* **SHORT PROBLEM**: Give only the number of lines in the records that include the string "KiwoomREST".

──────── GIVEN RECORDS ────────

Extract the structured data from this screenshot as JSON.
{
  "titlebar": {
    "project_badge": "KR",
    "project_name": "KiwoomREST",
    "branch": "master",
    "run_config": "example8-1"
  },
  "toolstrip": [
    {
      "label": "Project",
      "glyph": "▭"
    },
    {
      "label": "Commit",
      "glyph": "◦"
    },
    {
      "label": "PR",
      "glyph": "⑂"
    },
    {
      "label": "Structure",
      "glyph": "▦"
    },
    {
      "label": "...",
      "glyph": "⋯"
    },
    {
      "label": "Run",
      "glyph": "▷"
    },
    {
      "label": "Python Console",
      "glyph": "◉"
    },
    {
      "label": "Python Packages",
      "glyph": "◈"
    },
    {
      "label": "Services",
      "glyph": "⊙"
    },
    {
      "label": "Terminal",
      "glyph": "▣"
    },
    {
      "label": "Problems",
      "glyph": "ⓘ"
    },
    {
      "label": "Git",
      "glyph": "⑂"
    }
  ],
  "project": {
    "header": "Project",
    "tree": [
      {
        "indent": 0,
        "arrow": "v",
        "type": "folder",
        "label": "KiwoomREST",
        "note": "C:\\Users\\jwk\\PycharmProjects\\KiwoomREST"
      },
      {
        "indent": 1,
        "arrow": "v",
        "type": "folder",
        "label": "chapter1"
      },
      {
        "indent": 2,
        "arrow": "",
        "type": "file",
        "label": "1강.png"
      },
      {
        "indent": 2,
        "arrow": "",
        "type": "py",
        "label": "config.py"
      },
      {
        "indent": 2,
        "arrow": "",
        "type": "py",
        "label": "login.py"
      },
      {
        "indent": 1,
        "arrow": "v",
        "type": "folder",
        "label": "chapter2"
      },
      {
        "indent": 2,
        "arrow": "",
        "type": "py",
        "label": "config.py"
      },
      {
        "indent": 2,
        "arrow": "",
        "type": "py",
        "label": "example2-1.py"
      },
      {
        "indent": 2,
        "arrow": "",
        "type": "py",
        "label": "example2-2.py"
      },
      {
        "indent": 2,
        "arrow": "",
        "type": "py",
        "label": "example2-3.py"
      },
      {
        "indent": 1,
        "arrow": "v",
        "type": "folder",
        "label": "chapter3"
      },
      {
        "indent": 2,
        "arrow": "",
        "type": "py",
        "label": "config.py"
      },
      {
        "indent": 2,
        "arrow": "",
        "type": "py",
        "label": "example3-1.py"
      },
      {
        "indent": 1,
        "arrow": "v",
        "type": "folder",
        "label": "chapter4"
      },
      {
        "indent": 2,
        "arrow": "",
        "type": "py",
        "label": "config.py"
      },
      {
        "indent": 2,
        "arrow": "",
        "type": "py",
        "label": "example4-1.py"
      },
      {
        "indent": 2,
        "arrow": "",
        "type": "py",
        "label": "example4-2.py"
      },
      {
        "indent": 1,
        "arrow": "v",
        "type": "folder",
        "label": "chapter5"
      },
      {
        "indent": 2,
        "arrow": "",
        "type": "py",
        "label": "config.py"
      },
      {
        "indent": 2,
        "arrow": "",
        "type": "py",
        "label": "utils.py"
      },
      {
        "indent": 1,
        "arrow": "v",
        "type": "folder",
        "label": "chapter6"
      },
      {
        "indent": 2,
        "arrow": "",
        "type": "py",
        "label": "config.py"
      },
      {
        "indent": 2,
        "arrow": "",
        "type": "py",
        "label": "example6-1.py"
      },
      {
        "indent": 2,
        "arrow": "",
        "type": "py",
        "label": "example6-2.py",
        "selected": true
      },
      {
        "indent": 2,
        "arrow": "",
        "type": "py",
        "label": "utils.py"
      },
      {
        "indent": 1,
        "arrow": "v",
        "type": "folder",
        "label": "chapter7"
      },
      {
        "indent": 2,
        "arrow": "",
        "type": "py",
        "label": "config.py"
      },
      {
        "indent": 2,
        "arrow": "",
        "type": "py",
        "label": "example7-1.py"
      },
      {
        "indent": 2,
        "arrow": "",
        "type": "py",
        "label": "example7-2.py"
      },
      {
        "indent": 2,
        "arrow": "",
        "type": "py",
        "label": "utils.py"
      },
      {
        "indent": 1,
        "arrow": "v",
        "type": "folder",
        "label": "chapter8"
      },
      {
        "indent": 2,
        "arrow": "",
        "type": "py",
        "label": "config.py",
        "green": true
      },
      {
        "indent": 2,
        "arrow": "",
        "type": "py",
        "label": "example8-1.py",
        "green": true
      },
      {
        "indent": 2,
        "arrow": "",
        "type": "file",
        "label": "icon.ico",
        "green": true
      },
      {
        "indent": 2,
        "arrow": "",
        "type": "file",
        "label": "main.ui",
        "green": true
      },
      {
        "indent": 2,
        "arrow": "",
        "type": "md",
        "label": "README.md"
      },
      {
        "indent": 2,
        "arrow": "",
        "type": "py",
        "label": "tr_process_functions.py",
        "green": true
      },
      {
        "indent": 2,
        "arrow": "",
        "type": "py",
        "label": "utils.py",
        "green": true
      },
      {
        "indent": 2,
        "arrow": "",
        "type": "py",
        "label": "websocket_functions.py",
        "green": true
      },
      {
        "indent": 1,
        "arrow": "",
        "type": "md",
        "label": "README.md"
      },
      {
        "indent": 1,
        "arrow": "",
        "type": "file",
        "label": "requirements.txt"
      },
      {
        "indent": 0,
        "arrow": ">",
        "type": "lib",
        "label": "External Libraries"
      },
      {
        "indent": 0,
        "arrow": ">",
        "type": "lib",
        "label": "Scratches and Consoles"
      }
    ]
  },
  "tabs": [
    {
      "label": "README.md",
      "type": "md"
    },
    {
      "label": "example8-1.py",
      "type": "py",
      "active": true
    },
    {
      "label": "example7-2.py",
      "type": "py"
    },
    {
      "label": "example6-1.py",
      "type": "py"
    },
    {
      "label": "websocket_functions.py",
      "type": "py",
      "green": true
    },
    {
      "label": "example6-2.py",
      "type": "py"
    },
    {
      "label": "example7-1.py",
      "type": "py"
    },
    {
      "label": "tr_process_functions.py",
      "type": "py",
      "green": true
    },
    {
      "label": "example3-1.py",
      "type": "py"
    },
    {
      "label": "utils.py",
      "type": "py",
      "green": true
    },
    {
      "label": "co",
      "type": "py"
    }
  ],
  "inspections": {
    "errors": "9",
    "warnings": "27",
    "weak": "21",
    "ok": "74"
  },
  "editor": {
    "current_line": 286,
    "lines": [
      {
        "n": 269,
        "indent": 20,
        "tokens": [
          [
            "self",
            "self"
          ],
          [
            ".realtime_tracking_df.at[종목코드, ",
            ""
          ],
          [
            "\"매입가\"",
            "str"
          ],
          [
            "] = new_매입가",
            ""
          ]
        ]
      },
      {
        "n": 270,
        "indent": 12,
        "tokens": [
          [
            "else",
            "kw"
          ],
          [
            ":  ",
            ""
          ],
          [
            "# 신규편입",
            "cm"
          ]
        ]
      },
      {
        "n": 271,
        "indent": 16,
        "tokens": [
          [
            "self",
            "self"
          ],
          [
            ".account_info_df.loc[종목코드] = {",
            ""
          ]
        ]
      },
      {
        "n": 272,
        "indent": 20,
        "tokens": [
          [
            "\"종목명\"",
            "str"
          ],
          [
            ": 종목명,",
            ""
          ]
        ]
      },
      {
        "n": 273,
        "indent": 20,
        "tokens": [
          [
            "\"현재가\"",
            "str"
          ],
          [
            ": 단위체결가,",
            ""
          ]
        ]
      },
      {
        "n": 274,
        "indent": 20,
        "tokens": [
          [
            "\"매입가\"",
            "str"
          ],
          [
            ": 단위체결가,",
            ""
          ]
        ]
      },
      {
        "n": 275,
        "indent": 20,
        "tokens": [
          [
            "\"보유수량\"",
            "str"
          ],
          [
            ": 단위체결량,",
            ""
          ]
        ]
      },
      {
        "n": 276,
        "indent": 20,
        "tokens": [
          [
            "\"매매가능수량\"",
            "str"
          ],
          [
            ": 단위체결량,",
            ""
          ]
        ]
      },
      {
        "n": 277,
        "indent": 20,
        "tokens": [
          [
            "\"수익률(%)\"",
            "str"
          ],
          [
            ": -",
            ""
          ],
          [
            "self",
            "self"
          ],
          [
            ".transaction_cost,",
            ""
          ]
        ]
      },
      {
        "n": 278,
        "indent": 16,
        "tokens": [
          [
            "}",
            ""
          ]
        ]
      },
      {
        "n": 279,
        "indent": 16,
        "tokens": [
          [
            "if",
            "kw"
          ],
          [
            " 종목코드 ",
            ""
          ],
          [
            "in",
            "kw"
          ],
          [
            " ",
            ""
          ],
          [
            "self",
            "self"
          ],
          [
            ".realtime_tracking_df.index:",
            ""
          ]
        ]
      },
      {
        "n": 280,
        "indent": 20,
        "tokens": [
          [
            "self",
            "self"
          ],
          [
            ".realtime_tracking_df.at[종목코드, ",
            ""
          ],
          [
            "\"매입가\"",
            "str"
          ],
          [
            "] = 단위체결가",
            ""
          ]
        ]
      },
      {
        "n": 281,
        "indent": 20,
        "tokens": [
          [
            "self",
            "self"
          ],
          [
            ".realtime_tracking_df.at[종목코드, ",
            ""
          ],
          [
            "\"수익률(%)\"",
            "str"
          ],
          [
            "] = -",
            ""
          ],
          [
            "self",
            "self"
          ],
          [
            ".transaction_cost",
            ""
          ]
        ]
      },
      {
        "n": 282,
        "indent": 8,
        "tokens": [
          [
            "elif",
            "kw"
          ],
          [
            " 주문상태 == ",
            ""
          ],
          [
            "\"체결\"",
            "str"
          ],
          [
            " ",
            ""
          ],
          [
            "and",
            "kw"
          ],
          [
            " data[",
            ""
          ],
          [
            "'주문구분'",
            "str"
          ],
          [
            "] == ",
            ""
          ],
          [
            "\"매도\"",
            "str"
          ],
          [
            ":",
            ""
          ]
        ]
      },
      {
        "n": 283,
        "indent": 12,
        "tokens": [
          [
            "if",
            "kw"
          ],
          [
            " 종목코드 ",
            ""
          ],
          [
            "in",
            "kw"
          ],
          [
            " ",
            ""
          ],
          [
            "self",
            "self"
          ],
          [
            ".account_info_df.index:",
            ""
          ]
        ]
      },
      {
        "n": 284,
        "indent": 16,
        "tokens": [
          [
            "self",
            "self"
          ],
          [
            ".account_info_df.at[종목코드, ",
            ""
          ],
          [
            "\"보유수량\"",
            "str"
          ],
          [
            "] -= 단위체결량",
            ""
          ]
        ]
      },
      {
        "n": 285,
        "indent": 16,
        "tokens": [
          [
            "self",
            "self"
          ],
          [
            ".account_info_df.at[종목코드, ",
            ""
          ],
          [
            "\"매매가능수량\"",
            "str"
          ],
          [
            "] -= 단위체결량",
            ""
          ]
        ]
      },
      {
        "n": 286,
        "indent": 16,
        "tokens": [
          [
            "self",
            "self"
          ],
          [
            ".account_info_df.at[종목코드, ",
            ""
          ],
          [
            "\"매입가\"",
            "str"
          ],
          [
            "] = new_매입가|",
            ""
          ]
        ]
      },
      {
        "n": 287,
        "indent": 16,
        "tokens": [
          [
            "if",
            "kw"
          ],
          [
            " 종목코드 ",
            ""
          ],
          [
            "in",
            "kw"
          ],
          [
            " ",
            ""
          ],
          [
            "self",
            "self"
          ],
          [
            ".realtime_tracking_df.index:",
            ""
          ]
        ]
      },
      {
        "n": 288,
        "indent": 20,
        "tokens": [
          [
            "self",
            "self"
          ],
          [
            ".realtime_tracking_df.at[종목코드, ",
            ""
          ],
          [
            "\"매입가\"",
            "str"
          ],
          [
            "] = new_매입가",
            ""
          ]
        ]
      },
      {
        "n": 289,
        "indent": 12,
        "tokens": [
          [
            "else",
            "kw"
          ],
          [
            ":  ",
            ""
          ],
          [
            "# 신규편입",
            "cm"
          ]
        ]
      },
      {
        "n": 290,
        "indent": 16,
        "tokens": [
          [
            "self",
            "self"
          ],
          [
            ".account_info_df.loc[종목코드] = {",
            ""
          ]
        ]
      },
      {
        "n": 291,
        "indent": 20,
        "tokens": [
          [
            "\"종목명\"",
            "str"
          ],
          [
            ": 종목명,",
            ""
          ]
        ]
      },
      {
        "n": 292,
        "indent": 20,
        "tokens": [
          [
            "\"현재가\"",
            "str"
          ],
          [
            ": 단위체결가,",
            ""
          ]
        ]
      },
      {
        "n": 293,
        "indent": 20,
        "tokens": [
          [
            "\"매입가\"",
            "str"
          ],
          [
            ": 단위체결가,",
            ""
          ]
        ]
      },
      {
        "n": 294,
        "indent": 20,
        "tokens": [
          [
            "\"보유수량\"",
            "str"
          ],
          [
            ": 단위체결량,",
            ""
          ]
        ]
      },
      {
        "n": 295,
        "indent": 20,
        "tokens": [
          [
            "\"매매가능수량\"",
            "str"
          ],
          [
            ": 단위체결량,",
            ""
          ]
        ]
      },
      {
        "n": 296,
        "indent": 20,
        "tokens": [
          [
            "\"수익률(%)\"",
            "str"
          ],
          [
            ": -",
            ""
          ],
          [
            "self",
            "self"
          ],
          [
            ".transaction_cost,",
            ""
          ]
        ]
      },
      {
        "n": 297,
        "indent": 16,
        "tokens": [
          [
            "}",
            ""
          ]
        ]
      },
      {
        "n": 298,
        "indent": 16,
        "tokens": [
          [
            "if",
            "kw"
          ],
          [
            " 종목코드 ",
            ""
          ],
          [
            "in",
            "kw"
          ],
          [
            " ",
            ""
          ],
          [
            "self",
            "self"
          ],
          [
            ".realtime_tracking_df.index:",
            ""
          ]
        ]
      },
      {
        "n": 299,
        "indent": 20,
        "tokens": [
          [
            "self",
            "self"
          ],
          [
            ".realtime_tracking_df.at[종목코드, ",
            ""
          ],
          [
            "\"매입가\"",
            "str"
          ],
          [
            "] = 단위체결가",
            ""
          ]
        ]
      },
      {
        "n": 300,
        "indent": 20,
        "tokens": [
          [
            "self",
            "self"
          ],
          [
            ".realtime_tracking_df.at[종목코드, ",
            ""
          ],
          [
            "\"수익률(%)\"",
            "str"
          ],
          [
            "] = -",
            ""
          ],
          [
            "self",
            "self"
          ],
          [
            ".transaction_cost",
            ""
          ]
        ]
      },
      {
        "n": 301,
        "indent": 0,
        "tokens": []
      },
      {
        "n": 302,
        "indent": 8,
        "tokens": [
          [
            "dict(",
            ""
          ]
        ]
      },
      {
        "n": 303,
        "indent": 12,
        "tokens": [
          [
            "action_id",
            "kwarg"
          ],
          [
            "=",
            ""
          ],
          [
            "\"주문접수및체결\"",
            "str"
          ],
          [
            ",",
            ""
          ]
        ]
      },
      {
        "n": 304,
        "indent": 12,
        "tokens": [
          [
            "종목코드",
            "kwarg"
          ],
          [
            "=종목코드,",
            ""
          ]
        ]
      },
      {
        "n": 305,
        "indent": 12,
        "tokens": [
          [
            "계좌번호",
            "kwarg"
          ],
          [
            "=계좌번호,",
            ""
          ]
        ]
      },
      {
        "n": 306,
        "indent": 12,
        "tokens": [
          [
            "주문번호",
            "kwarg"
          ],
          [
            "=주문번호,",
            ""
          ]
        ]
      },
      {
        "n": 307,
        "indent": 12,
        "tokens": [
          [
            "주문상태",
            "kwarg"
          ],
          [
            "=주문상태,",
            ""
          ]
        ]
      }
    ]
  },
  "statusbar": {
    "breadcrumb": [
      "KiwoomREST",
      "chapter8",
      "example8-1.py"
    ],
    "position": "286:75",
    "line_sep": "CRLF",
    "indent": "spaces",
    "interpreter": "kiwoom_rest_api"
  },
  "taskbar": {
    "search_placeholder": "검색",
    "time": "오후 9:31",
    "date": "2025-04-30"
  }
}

────────

* **THE RESPONSE**: 4